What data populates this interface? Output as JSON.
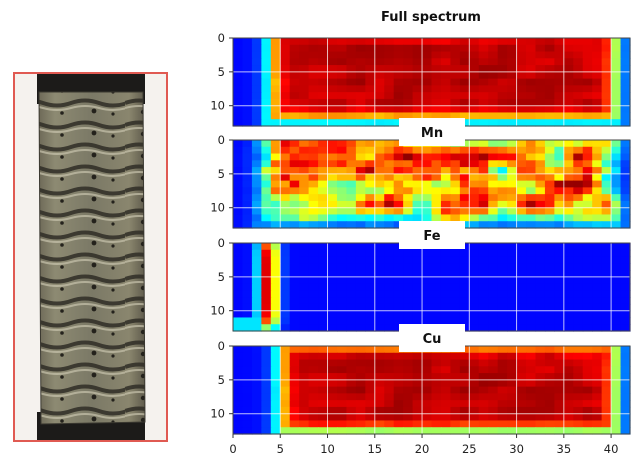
{
  "chart_data": {
    "type": "heatmap",
    "title": "Full spectrum",
    "x_ticks": [
      "0",
      "5",
      "10",
      "15",
      "20",
      "25",
      "30",
      "35",
      "40"
    ],
    "y_ticks": [
      "0",
      "5",
      "10"
    ],
    "xlim": [
      0,
      42
    ],
    "ylim": [
      0,
      13
    ],
    "colormap": "jet",
    "grid": true,
    "panels": [
      {
        "name": "Full spectrum",
        "label": "",
        "pattern": "rect",
        "region": {
          "x0": 4,
          "x1": 40.5,
          "y0": 0,
          "y1": 12
        },
        "level": 0.9
      },
      {
        "name": "Mn",
        "label": "Mn",
        "pattern": "patchy",
        "region": {
          "x0": 3,
          "x1": 40.5,
          "y0": 0,
          "y1": 12
        },
        "level": 0.55
      },
      {
        "name": "Fe",
        "label": "Fe",
        "pattern": "strip",
        "region": {
          "x0": 2.5,
          "x1": 5,
          "y0": 0,
          "y1": 12
        },
        "level": 0.95
      },
      {
        "name": "Cu",
        "label": "Cu",
        "pattern": "rect",
        "region": {
          "x0": 5,
          "x1": 40.5,
          "y0": 1,
          "y1": 12.5
        },
        "level": 0.9
      }
    ]
  },
  "photo": {
    "frame_color": "#e05a52"
  }
}
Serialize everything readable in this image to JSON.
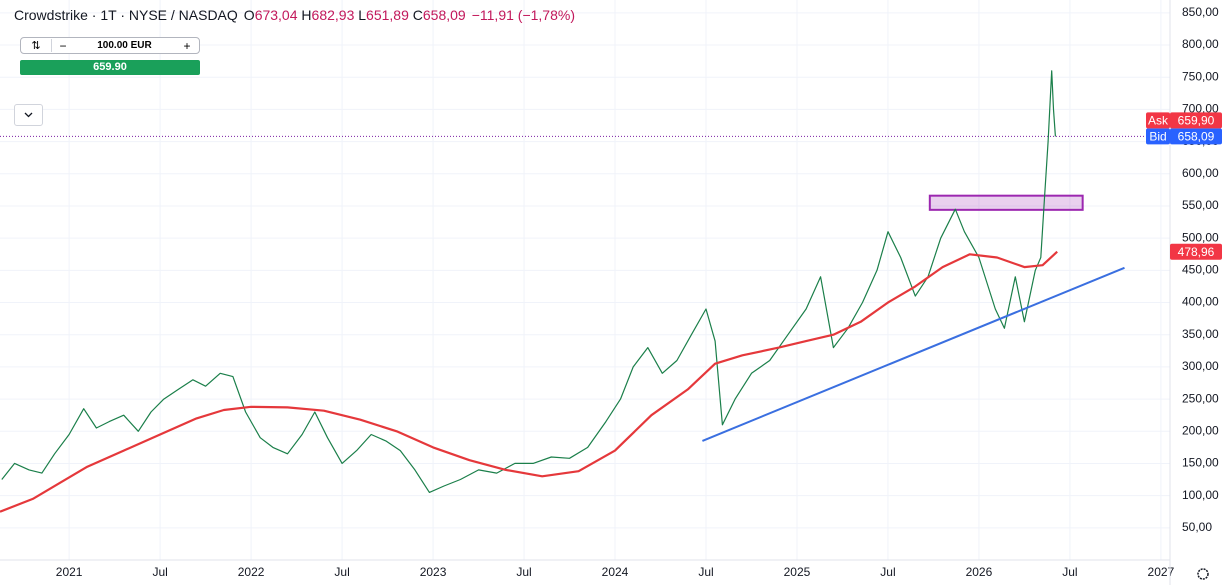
{
  "header": {
    "title": "Crowdstrike · 1T · NYSE / NASDAQ",
    "ohlc": [
      {
        "key": "O",
        "value": "673,04"
      },
      {
        "key": "H",
        "value": "682,93"
      },
      {
        "key": "L",
        "value": "651,89"
      },
      {
        "key": "C",
        "value": "658,09"
      }
    ],
    "change": "−11,91 (−1,78%)"
  },
  "order_widget": {
    "quantity": "100.00 EUR",
    "price": "659.90"
  },
  "chart_data": {
    "type": "line",
    "xlim": [
      2020.62,
      2027.05
    ],
    "ylim": [
      0,
      870
    ],
    "xticks": [
      {
        "value": 2021,
        "label": "2021"
      },
      {
        "value": 2021.5,
        "label": "Jul"
      },
      {
        "value": 2022,
        "label": "2022"
      },
      {
        "value": 2022.5,
        "label": "Jul"
      },
      {
        "value": 2023,
        "label": "2023"
      },
      {
        "value": 2023.5,
        "label": "Jul"
      },
      {
        "value": 2024,
        "label": "2024"
      },
      {
        "value": 2024.5,
        "label": "Jul"
      },
      {
        "value": 2025,
        "label": "2025"
      },
      {
        "value": 2025.5,
        "label": "Jul"
      },
      {
        "value": 2026,
        "label": "2026"
      },
      {
        "value": 2026.5,
        "label": "Jul"
      },
      {
        "value": 2027,
        "label": "2027"
      }
    ],
    "yticks": [
      {
        "value": 50,
        "label": "50,00"
      },
      {
        "value": 100,
        "label": "100,00"
      },
      {
        "value": 150,
        "label": "150,00"
      },
      {
        "value": 200,
        "label": "200,00"
      },
      {
        "value": 250,
        "label": "250,00"
      },
      {
        "value": 300,
        "label": "300,00"
      },
      {
        "value": 350,
        "label": "350,00"
      },
      {
        "value": 400,
        "label": "400,00"
      },
      {
        "value": 450,
        "label": "450,00"
      },
      {
        "value": 500,
        "label": "500,00"
      },
      {
        "value": 550,
        "label": "550,00"
      },
      {
        "value": 600,
        "label": "600,00"
      },
      {
        "value": 650,
        "label": "650,00"
      },
      {
        "value": 700,
        "label": "700,00"
      },
      {
        "value": 750,
        "label": "750,00"
      },
      {
        "value": 800,
        "label": "800,00"
      },
      {
        "value": 850,
        "label": "850,00"
      }
    ],
    "grid": true,
    "series": [
      {
        "color": "#1b7f4a",
        "x": [
          2020.63,
          2020.7,
          2020.78,
          2020.85,
          2020.92,
          2021.0,
          2021.08,
          2021.15,
          2021.22,
          2021.3,
          2021.38,
          2021.45,
          2021.52,
          2021.6,
          2021.68,
          2021.75,
          2021.83,
          2021.9,
          2021.97,
          2022.05,
          2022.12,
          2022.2,
          2022.28,
          2022.35,
          2022.42,
          2022.5,
          2022.58,
          2022.66,
          2022.74,
          2022.82,
          2022.9,
          2022.98,
          2023.06,
          2023.15,
          2023.25,
          2023.35,
          2023.45,
          2023.55,
          2023.65,
          2023.75,
          2023.85,
          2023.95,
          2024.03,
          2024.1,
          2024.18,
          2024.26,
          2024.34,
          2024.42,
          2024.5,
          2024.55,
          2024.59,
          2024.66,
          2024.75,
          2024.85,
          2024.95,
          2025.05,
          2025.13,
          2025.2,
          2025.28,
          2025.36,
          2025.44,
          2025.5,
          2025.57,
          2025.65,
          2025.72,
          2025.79,
          2025.87,
          2025.92,
          2026.0,
          2026.09,
          2026.14,
          2026.2,
          2026.25,
          2026.31,
          2026.34,
          2026.36,
          2026.38,
          2026.4,
          2026.41,
          2026.42
        ],
        "values": [
          125,
          150,
          140,
          135,
          165,
          195,
          235,
          205,
          215,
          225,
          200,
          230,
          250,
          265,
          280,
          270,
          290,
          285,
          230,
          190,
          175,
          165,
          195,
          230,
          190,
          150,
          170,
          195,
          185,
          170,
          140,
          105,
          115,
          125,
          140,
          135,
          150,
          150,
          160,
          158,
          175,
          215,
          250,
          300,
          330,
          290,
          310,
          350,
          390,
          340,
          210,
          250,
          290,
          310,
          350,
          390,
          440,
          330,
          360,
          400,
          450,
          510,
          470,
          410,
          440,
          500,
          545,
          510,
          470,
          390,
          360,
          440,
          370,
          450,
          470,
          560,
          650,
          760,
          700,
          658.09
        ]
      },
      {
        "color": "#e5383b",
        "x": [
          2020.62,
          2020.8,
          2020.95,
          2021.1,
          2021.3,
          2021.5,
          2021.7,
          2021.85,
          2022.0,
          2022.2,
          2022.4,
          2022.6,
          2022.8,
          2023.0,
          2023.2,
          2023.4,
          2023.6,
          2023.8,
          2024.0,
          2024.2,
          2024.4,
          2024.55,
          2024.7,
          2024.9,
          2025.05,
          2025.2,
          2025.35,
          2025.5,
          2025.65,
          2025.8,
          2025.95,
          2026.1,
          2026.25,
          2026.35,
          2026.43
        ],
        "values": [
          75,
          95,
          120,
          145,
          170,
          195,
          220,
          233,
          238,
          237,
          232,
          218,
          200,
          175,
          155,
          140,
          130,
          138,
          170,
          225,
          265,
          305,
          318,
          330,
          340,
          350,
          370,
          400,
          425,
          455,
          475,
          470,
          455,
          458,
          478.96
        ]
      }
    ],
    "trendline": {
      "color": "#3a6fe0",
      "x": [
        2024.48,
        2026.8
      ],
      "values": [
        185,
        454
      ]
    },
    "zone": {
      "color": "#9c27b0",
      "x": [
        2025.73,
        2026.57
      ],
      "values": [
        544,
        566
      ]
    },
    "price_markers": [
      {
        "name": "Ask",
        "value": 659.9,
        "label": "659,90",
        "color": "#f23645"
      },
      {
        "name": "Bid",
        "value": 658.09,
        "label": "658,09",
        "color": "#2962ff"
      },
      {
        "value": 478.96,
        "label": "478,96",
        "color": "#f23645"
      }
    ]
  }
}
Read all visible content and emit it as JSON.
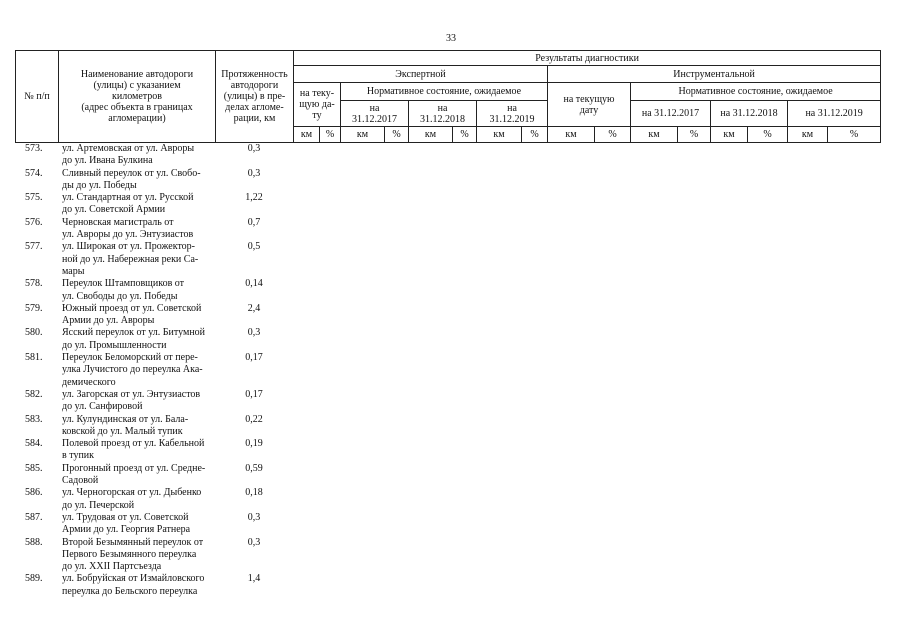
{
  "page_number": "33",
  "header": {
    "col_num": "№ п/п",
    "col_name": "Наименование автодороги\n(улицы) с указанием\nкилометров\n(адрес объекта в границах\nагломерации)",
    "col_length": "Протяженность\nавтодороги\n(улицы) в пре-\nделах агломе-\nрации, км",
    "results": "Результаты диагностики",
    "expert": "Экспертной",
    "instrumental": "Инструментальной",
    "expert_current": "на теку-\nщую да-\nту",
    "instr_current": "на текущую\nдату",
    "normative": "Нормативное состояние, ожидаемое",
    "expert_dates": [
      "на\n31.12.2017",
      "на\n31.12.2018",
      "на\n31.12.2019"
    ],
    "instr_dates": [
      "на 31.12.2017",
      "на 31.12.2018",
      "на 31.12.2019"
    ],
    "km": "км",
    "pct": "%"
  },
  "rows": [
    {
      "num": "573.",
      "name": "ул. Артемовская от ул. Авроры\nдо ул. Ивана Булкина",
      "length": "0,3"
    },
    {
      "num": "574.",
      "name": "Сливный переулок от ул. Свобо-\nды до ул. Победы",
      "length": "0,3"
    },
    {
      "num": "575.",
      "name": "ул. Стандартная от ул. Русской\nдо ул. Советской Армии",
      "length": "1,22"
    },
    {
      "num": "576.",
      "name": "Черновская магистраль от\nул. Авроры до ул. Энтузиастов",
      "length": "0,7"
    },
    {
      "num": "577.",
      "name": "ул. Широкая от ул. Прожектор-\nной до ул. Набережная реки Са-\nмары",
      "length": "0,5"
    },
    {
      "num": "578.",
      "name": "Переулок Штамповщиков от\nул. Свободы до ул. Победы",
      "length": "0,14"
    },
    {
      "num": "579.",
      "name": "Южный проезд от ул. Советской\nАрмии до ул. Авроры",
      "length": "2,4"
    },
    {
      "num": "580.",
      "name": "Ясский переулок от ул. Битумной\nдо ул. Промышленности",
      "length": "0,3"
    },
    {
      "num": "581.",
      "name": "Переулок Беломорский от пере-\nулка Лучистого до переулка Ака-\nдемического",
      "length": "0,17"
    },
    {
      "num": "582.",
      "name": "ул. Загорская от ул. Энтузиастов\nдо ул. Санфировой",
      "length": "0,17"
    },
    {
      "num": "583.",
      "name": "ул. Кулундинская от ул. Бала-\nковской до ул. Малый тупик",
      "length": "0,22"
    },
    {
      "num": "584.",
      "name": "Полевой проезд от ул. Кабельной\nв тупик",
      "length": "0,19"
    },
    {
      "num": "585.",
      "name": "Прогонный проезд от ул. Средне-\nСадовой",
      "length": "0,59"
    },
    {
      "num": "586.",
      "name": "ул. Черногорская от ул. Дыбенко\nдо ул. Печерской",
      "length": "0,18"
    },
    {
      "num": "587.",
      "name": "ул. Трудовая от ул. Советской\nАрмии до ул. Георгия Ратнера",
      "length": "0,3"
    },
    {
      "num": "588.",
      "name": "Второй Безымянный переулок от\nПервого Безымянного переулка\nдо ул. XXII Партсъезда",
      "length": "0,3"
    },
    {
      "num": "589.",
      "name": "ул. Бобруйская от Измайловского\nпереулка до Бельского переулка",
      "length": "1,4"
    }
  ]
}
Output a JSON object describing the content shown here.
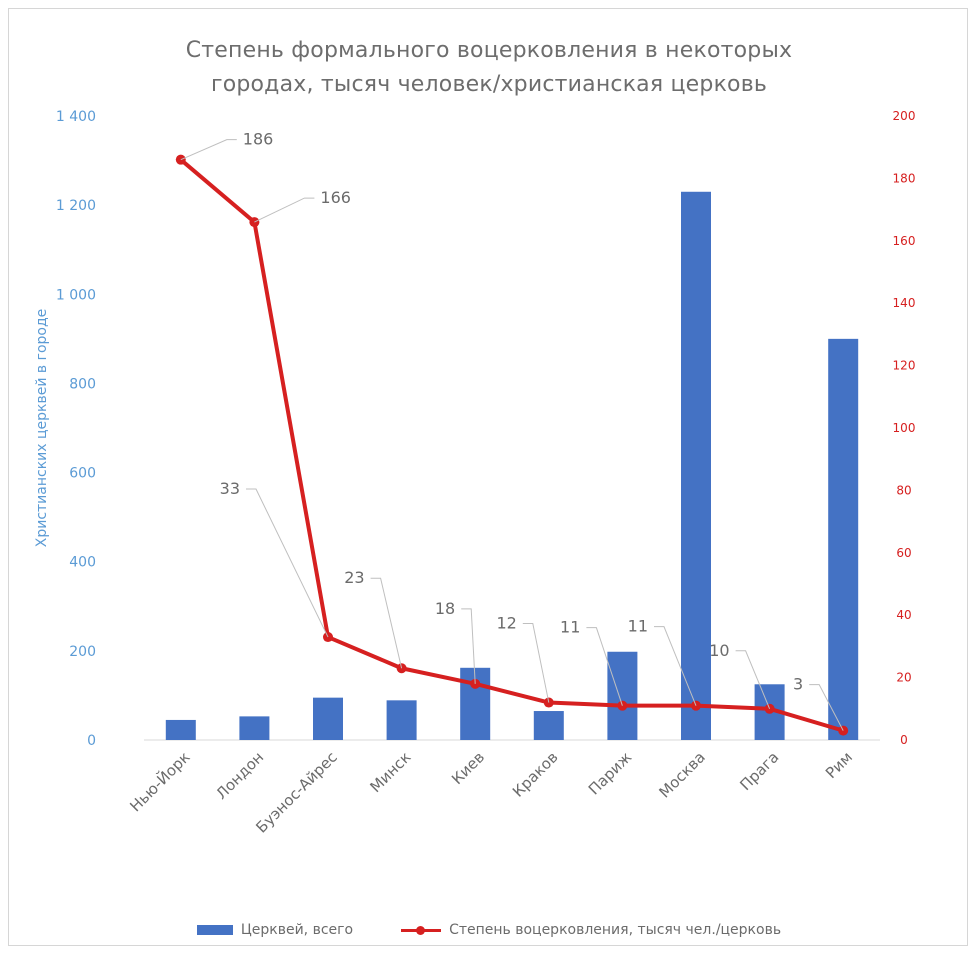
{
  "title_lines": [
    "Степень формального воцерковления  в некоторых",
    "городах, тысяч человек/христианская  церковь"
  ],
  "chart_data": {
    "type": "bar",
    "title": "Степень формального воцерковления  в некоторых городах, тысяч человек/христианская  церковь",
    "categories": [
      "Нью-Йорк",
      "Лондон",
      "Буэнос-Айрес",
      "Минск",
      "Киев",
      "Краков",
      "Париж",
      "Москва",
      "Прага",
      "Рим"
    ],
    "series": [
      {
        "name": "Церквей, всего",
        "type": "bar",
        "axis": "left",
        "color": "#4472c4",
        "values": [
          45,
          53,
          95,
          89,
          162,
          65,
          198,
          1230,
          125,
          900
        ]
      },
      {
        "name": "Степень воцерковления, тысяч чел./церковь",
        "type": "line",
        "axis": "right",
        "color": "#d62020",
        "values": [
          186,
          166,
          33,
          23,
          18,
          12,
          11,
          11,
          10,
          3
        ],
        "labels": [
          "186",
          "166",
          "33",
          "23",
          "18",
          "12",
          "11",
          "11",
          "10",
          "3"
        ]
      }
    ],
    "ylabel": "Христианских церквей в городе",
    "ylim": [
      0,
      1400
    ],
    "yticks": [
      0,
      200,
      400,
      600,
      800,
      1000,
      1200,
      1400
    ],
    "ytick_labels": [
      "0",
      "200",
      "400",
      "600",
      "800",
      "1 000",
      "1 200",
      "1 400"
    ],
    "y2lim": [
      0,
      200
    ],
    "y2ticks": [
      0,
      20,
      40,
      60,
      80,
      100,
      120,
      140,
      160,
      180,
      200
    ],
    "y2tick_labels": [
      "0",
      "20",
      "40",
      "60",
      "80",
      "100",
      "120",
      "140",
      "160",
      "180",
      "200"
    ],
    "legend_position": "bottom",
    "grid": false,
    "colors": {
      "bar": "#4472c4",
      "line": "#d62020",
      "left_axis_text": "#5b9bd5",
      "right_axis_text": "#d62020",
      "label_text": "#6b6b6b"
    }
  }
}
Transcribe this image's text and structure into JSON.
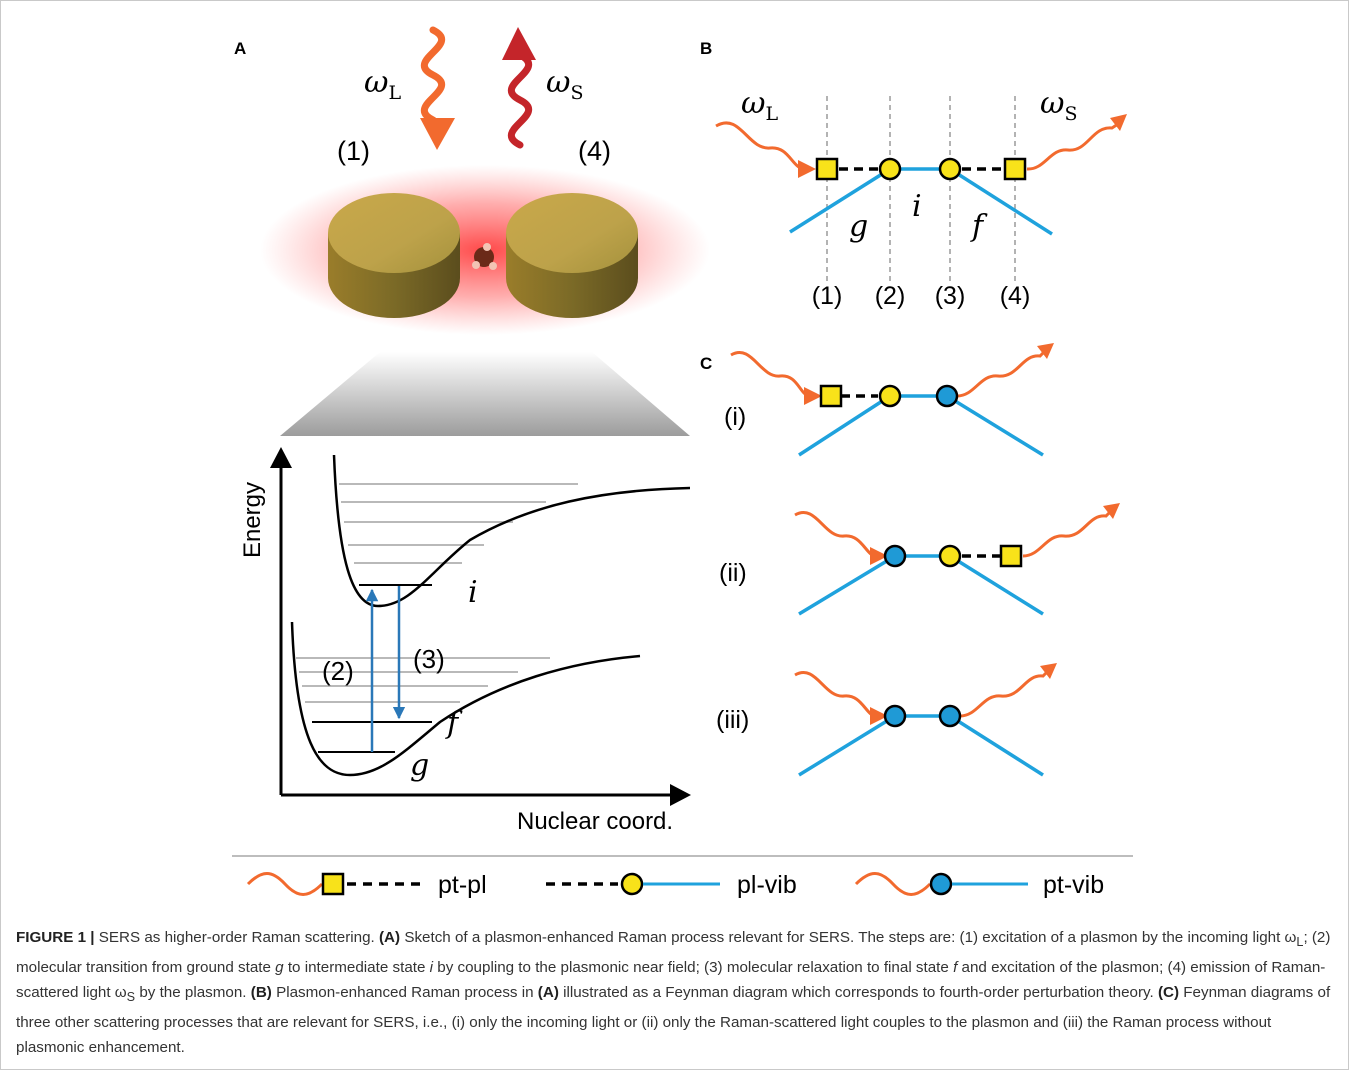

━━━━

→ **Written task**: Select every line in the records above that contains the word "улицы".

→ **Answer to this exercise**:
    "col_name": "Наименование автодороги\n(улицы) с указанием\nкилометров\n(адрес объекта в границах\nагломерации)",
    "col_length": "Протяженность\nавтодороги\n(улицы) в пре-\nделах агломе-\nрации, км",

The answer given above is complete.